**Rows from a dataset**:

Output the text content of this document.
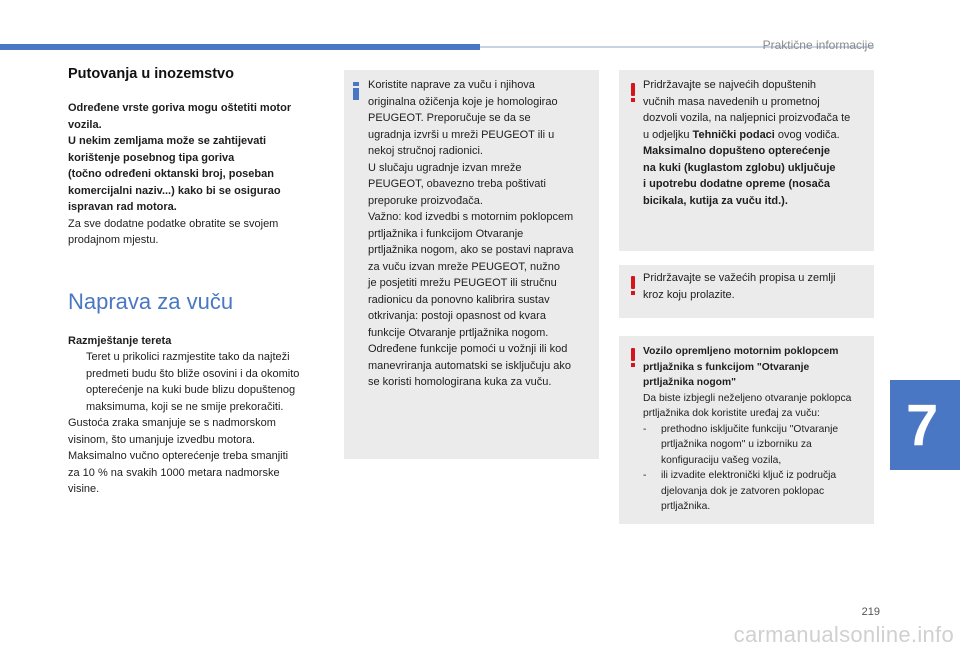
Praktične informacije
Putovanja u inozemstvo
Određene vrste goriva mogu oštetiti motor
vozila.
U nekim zemljama može se zahtijevati
korištenje posebnog tipa goriva
(točno određeni oktanski broj, poseban
komercijalni naziv...) kako bi se osigurao
ispravan rad motora.
Za sve dodatne podatke obratite se svojem
prodajnom mjestu.
Naprava za vuču
Razmještanje tereta
Teret u prikolici razmjestite tako da najteži
predmeti budu što bliže osovini i da okomito
opterećenje na kuki bude blizu dopuštenog
maksimuma, koji se ne smije prekoračiti.
Gustoća zraka smanjuje se s nadmorskom
visinom, što umanjuje izvedbu motora.
Maksimalno vučno opterećenje treba smanjiti
za 10 % na svakih 1000 metara nadmorske
visine.
Koristite naprave za vuču i njihova
originalna ožičenja koje je homologirao
PEUGEOT. Preporučuje se da se
ugradnja izvrši u mreži PEUGEOT ili u
nekoj stručnoj radionici.
U slučaju ugradnje izvan mreže
PEUGEOT, obavezno treba poštivati
preporuke proizvođača.
Važno: kod izvedbi s motornim poklopcem
prtljažnika i funkcijom Otvaranje
prtljažnika nogom, ako se postavi naprava
za vuču izvan mreže PEUGEOT, nužno
je posjetiti mrežu PEUGEOT ili stručnu
radionicu da ponovno kalibrira sustav
otkrivanja: postoji opasnost od kvara
funkcije Otvaranje prtljažnika nogom.
Određene funkcije pomoći u vožnji ili kod
manevriranja automatski se isključuju ako
se koristi homologirana kuka za vuču.
Pridržavajte se najvećih dopuštenih
vučnih masa navedenih u prometnoj
dozvoli vozila, na naljepnici proizvođača te
u odjeljku Tehnički podaci ovog vodiča.
Maksimalno dopušteno opterećenje
na kuki (kuglastom zglobu) uključuje
i upotrebu dodatne opreme (nosača
bicikala, kutija za vuču itd.).
Pridržavajte se važećih propisa u zemlji
kroz koju prolazite.
Vozilo opremljeno motornim poklopcem
prtljažnika s funkcijom "Otvaranje
prtljažnika nogom"
Da biste izbjegli neželjeno otvaranje poklopca
prtljažnika dok koristite uređaj za vuču:
-	prethodno isključite funkciju "Otvaranje
prtljažnika nogom" u izborniku za
konfiguraciju vašeg vozila,
-	ili izvadite elektronički ključ iz područja
djelovanja dok je zatvoren poklopac
prtljažnika.
7
219
carmanualsonline.info
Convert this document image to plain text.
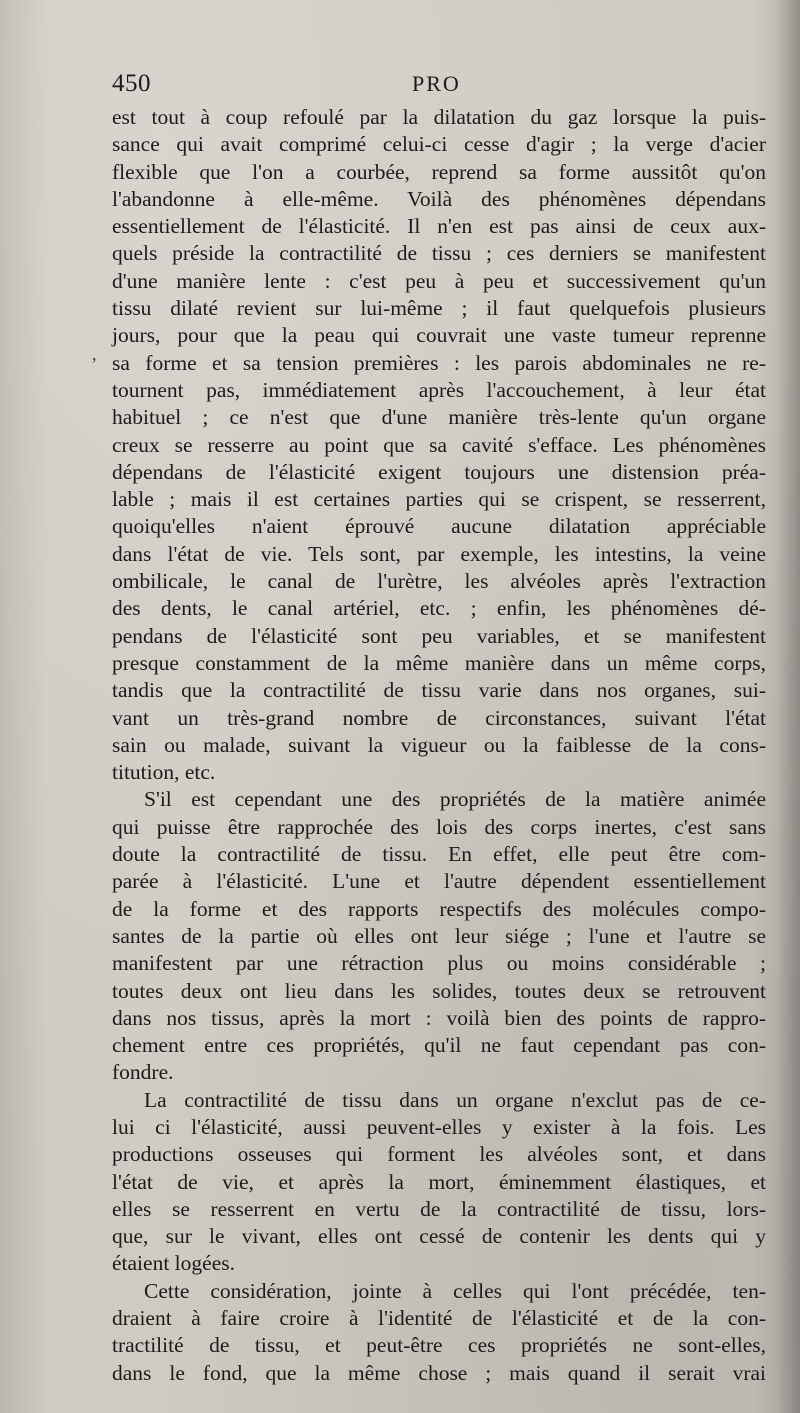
450	PRO
,
est tout à coup refoulé par la dilatation du gaz lorsque la puis-
sance qui avait comprimé celui-ci cesse d'agir ; la verge d'acier
flexible que l'on a courbée, reprend sa forme aussitôt qu'on
l'abandonne à elle-même. Voilà des phénomènes dépendans
essentiellement de l'élasticité. Il n'en est pas ainsi de ceux aux-
quels préside la contractilité de tissu ; ces derniers se manifestent
d'une manière lente : c'est peu à peu et successivement qu'un
tissu dilaté revient sur lui-même ; il faut quelquefois plusieurs
jours, pour que la peau qui couvrait une vaste tumeur reprenne
sa forme et sa tension premières : les parois abdominales ne re-
tournent pas, immédiatement après l'accouchement, à leur état
habituel ; ce n'est que d'une manière très-lente qu'un organe
creux se resserre au point que sa cavité s'efface. Les phénomènes
dépendans de l'élasticité exigent toujours une distension préa-
lable ; mais il est certaines parties qui se crispent, se resserrent,
quoiqu'elles n'aient éprouvé aucune dilatation appréciable
dans l'état de vie. Tels sont, par exemple, les intestins, la veine
ombilicale, le canal de l'urètre, les alvéoles après l'extraction
des dents, le canal artériel, etc. ; enfin, les phénomènes dé-
pendans de l'élasticité sont peu variables, et se manifestent
presque constamment de la même manière dans un même corps,
tandis que la contractilité de tissu varie dans nos organes, sui-
vant un très-grand nombre de circonstances, suivant l'état
sain ou malade, suivant la vigueur ou la faiblesse de la cons-
titution, etc.
S'il est cependant une des propriétés de la matière animée
qui puisse être rapprochée des lois des corps inertes, c'est sans
doute la contractilité de tissu. En effet, elle peut être com-
parée à l'élasticité. L'une et l'autre dépendent essentiellement
de la forme et des rapports respectifs des molécules compo-
santes de la partie où elles ont leur siége ; l'une et l'autre se
manifestent par une rétraction plus ou moins considérable ;
toutes deux ont lieu dans les solides, toutes deux se retrouvent
dans nos tissus, après la mort : voilà bien des points de rappro-
chement entre ces propriétés, qu'il ne faut cependant pas con-
fondre.
La contractilité de tissu dans un organe n'exclut pas de ce-
lui ci l'élasticité, aussi peuvent-elles y exister à la fois. Les
productions osseuses qui forment les alvéoles sont, et dans
l'état de vie, et après la mort, éminemment élastiques, et
elles se resserrent en vertu de la contractilité de tissu, lors-
que, sur le vivant, elles ont cessé de contenir les dents qui y
étaient logées.
Cette considération, jointe à celles qui l'ont précédée, ten-
draient à faire croire à l'identité de l'élasticité et de la con-
tractilité de tissu, et peut-être ces propriétés ne sont-elles,
dans le fond, que la même chose ; mais quand il serait vrai
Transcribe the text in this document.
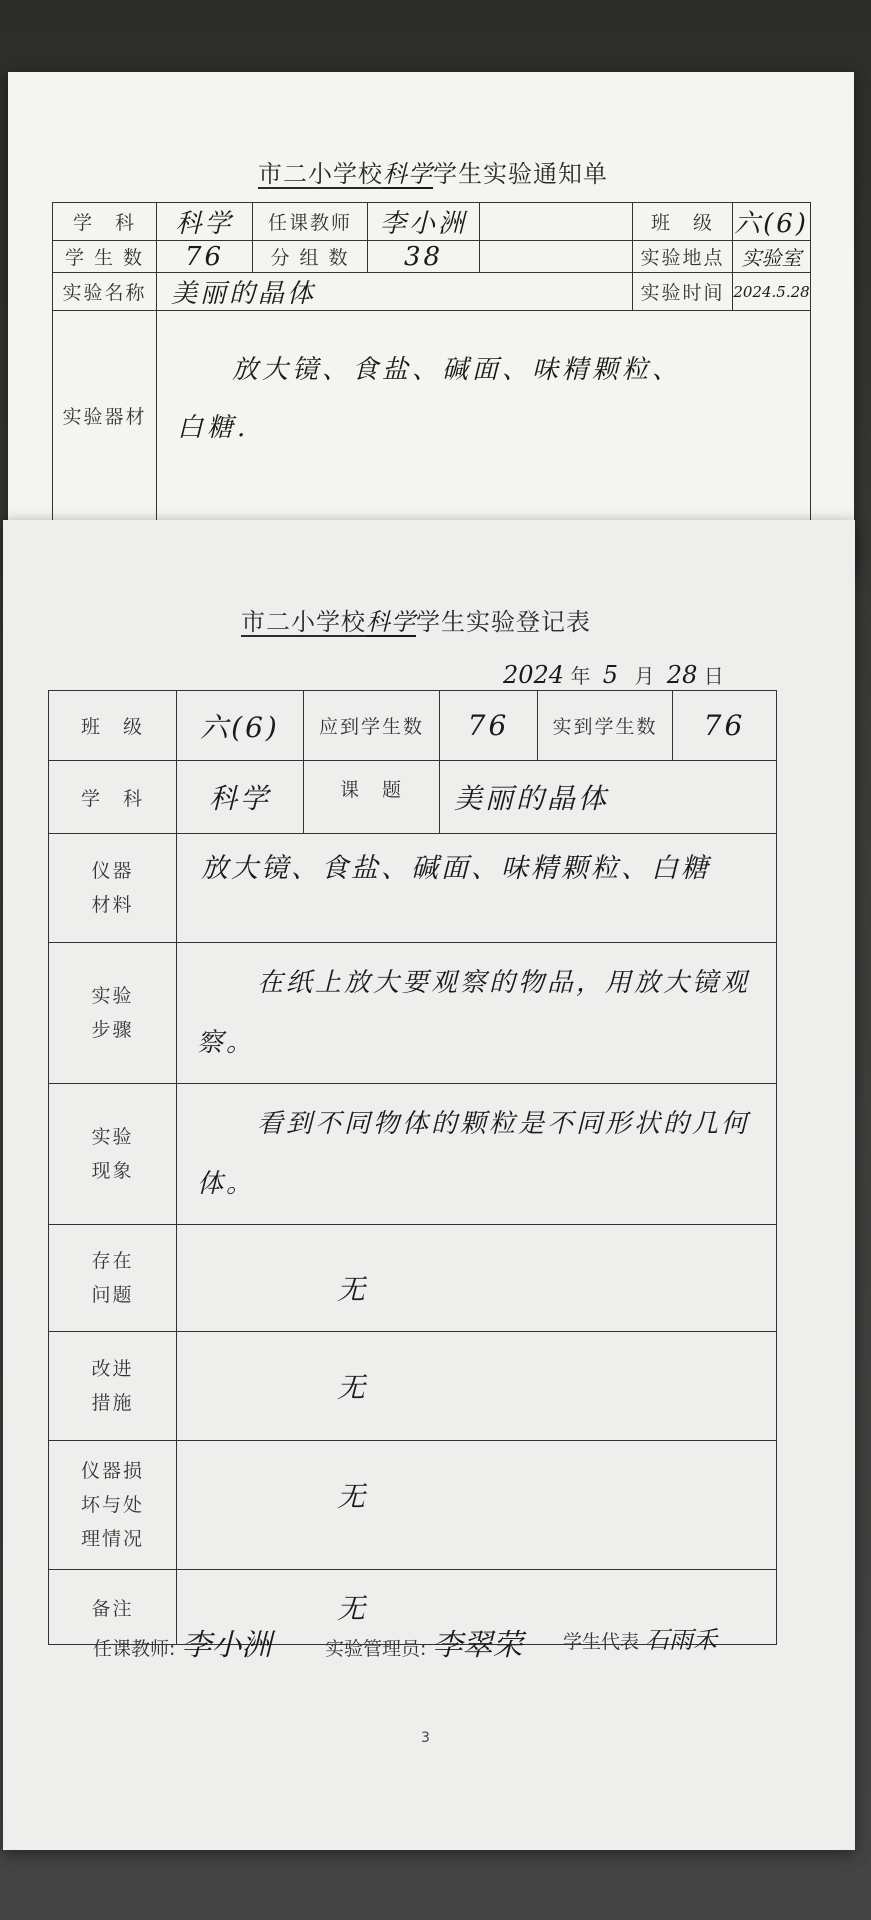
市二小学校科学学生实验通知单
学　科	科学	任课教师	李小洲		班　级	六(6)
学 生 数	76	分 组 数	38		实验地点	实验室
实验名称	美丽的晶体				实验时间	2024.5.28
实验器材	放大镜、食盐、碱面、味精颗粒、
白糖.					
市二小学校科学学生实验登记表
2024 年 5 月 28 日
班　级	六(6)	应到学生数	76	实到学生数	76
学　科	科学	课　题	美丽的晶体		
仪器
材料	放大镜、食盐、碱面、味精颗粒、白糖				
实验
步骤	在纸上放大要观察的物品，用放大镜观察。				
实验
现象	看到不同物体的颗粒是不同形状的几何体。				
存在
问题	无				
改进
措施	无				
仪器损
坏与处
理情况	无				
备注	无				
任课教师: 李小洲	实验管理员: 李翠荣 学生代表 石雨禾
3
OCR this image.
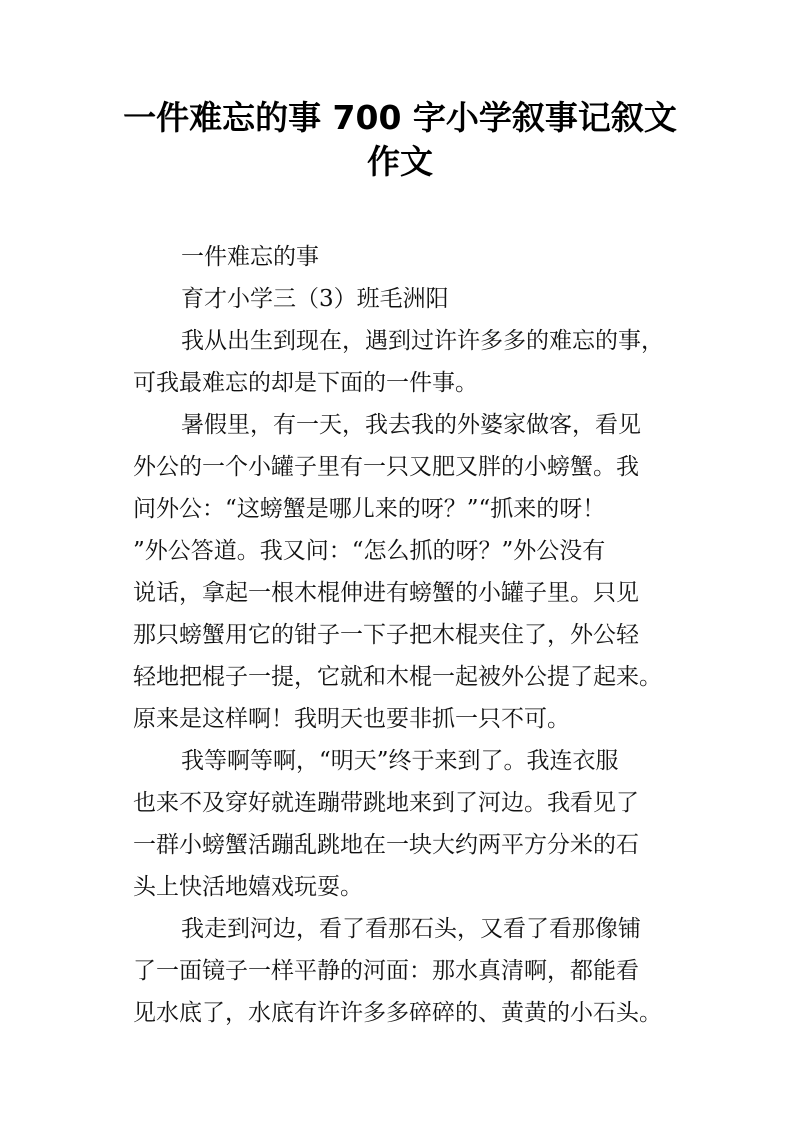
一件难忘的事 700 字小学叙事记叙文
作文
一件难忘的事
育才小学三（3）班毛洲阳
我从出生到现在，遇到过许许多多的难忘的事，
可我最难忘的却是下面的一件事。
暑假里，有一天，我去我的外婆家做客，看见
外公的一个小罐子里有一只又肥又胖的小螃蟹。我
问外公：“这螃蟹是哪儿来的呀？”“抓来的呀！
”外公答道。我又问：“怎么抓的呀？”外公没有
说话，拿起一根木棍伸进有螃蟹的小罐子里。只见
那只螃蟹用它的钳子一下子把木棍夹住了，外公轻
轻地把棍子一提，它就和木棍一起被外公提了起来。
原来是这样啊！我明天也要非抓一只不可。
我等啊等啊，“明天”终于来到了。我连衣服
也来不及穿好就连蹦带跳地来到了河边。我看见了
一群小螃蟹活蹦乱跳地在一块大约两平方分米的石
头上快活地嬉戏玩耍。
我走到河边，看了看那石头，又看了看那像铺
了一面镜子一样平静的河面：那水真清啊，都能看
见水底了，水底有许许多多碎碎的、黄黄的小石头。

**WORK TO COMPLETE**: Print all of the records shown above exactly, leaving out each picture.

**REPLY TO THE TASK**:
Output the text content of this document.
Praktične informacije
Putovanja u inozemstvo
Određene vrste goriva mogu oštetiti motor
vozila.
U nekim zemljama može se zahtijevati
korištenje posebnog tipa goriva
(točno određeni oktanski broj, poseban
komercijalni naziv...) kako bi se osigurao
ispravan rad motora.
Za sve dodatne podatke obratite se svojem
prodajnom mjestu.
Naprava za vuču
Razmještanje tereta
Teret u prikolici razmjestite tako da najteži
predmeti budu što bliže osovini i da okomito
opterećenje na kuki bude blizu dopuštenog
maksimuma, koji se ne smije prekoračiti.
Gustoća zraka smanjuje se s nadmorskom
visinom, što umanjuje izvedbu motora.
Maksimalno vučno opterećenje treba smanjiti
za 10 % na svakih 1000 metara nadmorske
visine.
Koristite naprave za vuču i njihova
originalna ožičenja koje je homologirao
PEUGEOT. Preporučuje se da se
ugradnja izvrši u mreži PEUGEOT ili u
nekoj stručnoj radionici.
U slučaju ugradnje izvan mreže
PEUGEOT, obavezno treba poštivati
preporuke proizvođača.
Važno: kod izvedbi s motornim poklopcem
prtljažnika i funkcijom Otvaranje
prtljažnika nogom, ako se postavi naprava
za vuču izvan mreže PEUGEOT, nužno
je posjetiti mrežu PEUGEOT ili stručnu
radionicu da ponovno kalibrira sustav
otkrivanja: postoji opasnost od kvara
funkcije Otvaranje prtljažnika nogom.
Određene funkcije pomoći u vožnji ili kod
manevriranja automatski se isključuju ako
se koristi homologirana kuka za vuču.
Pridržavajte se najvećih dopuštenih
vučnih masa navedenih u prometnoj
dozvoli vozila, na naljepnici proizvođača te
u odjeljku Tehnički podaci ovog vodiča.
Maksimalno dopušteno opterećenje
na kuki (kuglastom zglobu) uključuje
i upotrebu dodatne opreme (nosača
bicikala, kutija za vuču itd.).
Pridržavajte se važećih propisa u zemlji
kroz koju prolazite.
Vozilo opremljeno motornim poklopcem
prtljažnika s funkcijom "Otvaranje
prtljažnika nogom"
Da biste izbjegli neželjeno otvaranje poklopca
prtljažnika dok koristite uređaj za vuču:
-	prethodno isključite funkciju "Otvaranje
prtljažnika nogom" u izborniku za
konfiguraciju vašeg vozila,
-	ili izvadite elektronički ključ iz područja
djelovanja dok je zatvoren poklopac
prtljažnika.
7
219
carmanualsonline.info
Convert this document image to plain text.
450	PRO
,
est tout à coup refoulé par la dilatation du gaz lorsque la puis-
sance qui avait comprimé celui-ci cesse d'agir ; la verge d'acier
flexible que l'on a courbée, reprend sa forme aussitôt qu'on
l'abandonne à elle-même. Voilà des phénomènes dépendans
essentiellement de l'élasticité. Il n'en est pas ainsi de ceux aux-
quels préside la contractilité de tissu ; ces derniers se manifestent
d'une manière lente : c'est peu à peu et successivement qu'un
tissu dilaté revient sur lui-même ; il faut quelquefois plusieurs
jours, pour que la peau qui couvrait une vaste tumeur reprenne
sa forme et sa tension premières : les parois abdominales ne re-
tournent pas, immédiatement après l'accouchement, à leur état
habituel ; ce n'est que d'une manière très-lente qu'un organe
creux se resserre au point que sa cavité s'efface. Les phénomènes
dépendans de l'élasticité exigent toujours une distension préa-
lable ; mais il est certaines parties qui se crispent, se resserrent,
quoiqu'elles n'aient éprouvé aucune dilatation appréciable
dans l'état de vie. Tels sont, par exemple, les intestins, la veine
ombilicale, le canal de l'urètre, les alvéoles après l'extraction
des dents, le canal artériel, etc. ; enfin, les phénomènes dé-
pendans de l'élasticité sont peu variables, et se manifestent
presque constamment de la même manière dans un même corps,
tandis que la contractilité de tissu varie dans nos organes, sui-
vant un très-grand nombre de circonstances, suivant l'état
sain ou malade, suivant la vigueur ou la faiblesse de la cons-
titution, etc.
S'il est cependant une des propriétés de la matière animée
qui puisse être rapprochée des lois des corps inertes, c'est sans
doute la contractilité de tissu. En effet, elle peut être com-
parée à l'élasticité. L'une et l'autre dépendent essentiellement
de la forme et des rapports respectifs des molécules compo-
santes de la partie où elles ont leur siége ; l'une et l'autre se
manifestent par une rétraction plus ou moins considérable ;
toutes deux ont lieu dans les solides, toutes deux se retrouvent
dans nos tissus, après la mort : voilà bien des points de rappro-
chement entre ces propriétés, qu'il ne faut cependant pas con-
fondre.
La contractilité de tissu dans un organe n'exclut pas de ce-
lui ci l'élasticité, aussi peuvent-elles y exister à la fois. Les
productions osseuses qui forment les alvéoles sont, et dans
l'état de vie, et après la mort, éminemment élastiques, et
elles se resserrent en vertu de la contractilité de tissu, lors-
que, sur le vivant, elles ont cessé de contenir les dents qui y
étaient logées.
Cette considération, jointe à celles qui l'ont précédée, ten-
draient à faire croire à l'identité de l'élasticité et de la con-
tractilité de tissu, et peut-être ces propriétés ne sont-elles,
dans le fond, que la même chose ; mais quand il serait vrai
Transcribe the text in this document.
市二小学校科学学生实验通知单
学　科	科学	任课教师	李小洲		班　级	六(6)
学 生 数	76	分 组 数	38		实验地点	实验室
实验名称	美丽的晶体				实验时间	2024.5.28
实验器材	放大镜、食盐、碱面、味精颗粒、
白糖.					
市二小学校科学学生实验登记表
2024 年 5 月 28 日
班　级	六(6)	应到学生数	76	实到学生数	76
学　科	科学	课　题	美丽的晶体		
仪器
材料	放大镜、食盐、碱面、味精颗粒、白糖				
实验
步骤	在纸上放大要观察的物品，用放大镜观察。				
实验
现象	看到不同物体的颗粒是不同形状的几何体。				
存在
问题	无				
改进
措施	无				
仪器损
坏与处
理情况	无				
备注	无				
任课教师: 李小洲	实验管理员: 李翠荣 学生代表 石雨禾
3
OCR this image.
一件难忘的事 700 字小学叙事记叙文
作文
一件难忘的事
育才小学三（3）班毛洲阳
我从出生到现在，遇到过许许多多的难忘的事，
可我最难忘的却是下面的一件事。
暑假里，有一天，我去我的外婆家做客，看见
外公的一个小罐子里有一只又肥又胖的小螃蟹。我
问外公：“这螃蟹是哪儿来的呀？”“抓来的呀！
”外公答道。我又问：“怎么抓的呀？”外公没有
说话，拿起一根木棍伸进有螃蟹的小罐子里。只见
那只螃蟹用它的钳子一下子把木棍夹住了，外公轻
轻地把棍子一提，它就和木棍一起被外公提了起来。
原来是这样啊！我明天也要非抓一只不可。
我等啊等啊，“明天”终于来到了。我连衣服
也来不及穿好就连蹦带跳地来到了河边。我看见了
一群小螃蟹活蹦乱跳地在一块大约两平方分米的石
头上快活地嬉戏玩耍。
我走到河边，看了看那石头，又看了看那像铺
了一面镜子一样平静的河面：那水真清啊，都能看
见水底了，水底有许许多多碎碎的、黄黄的小石头。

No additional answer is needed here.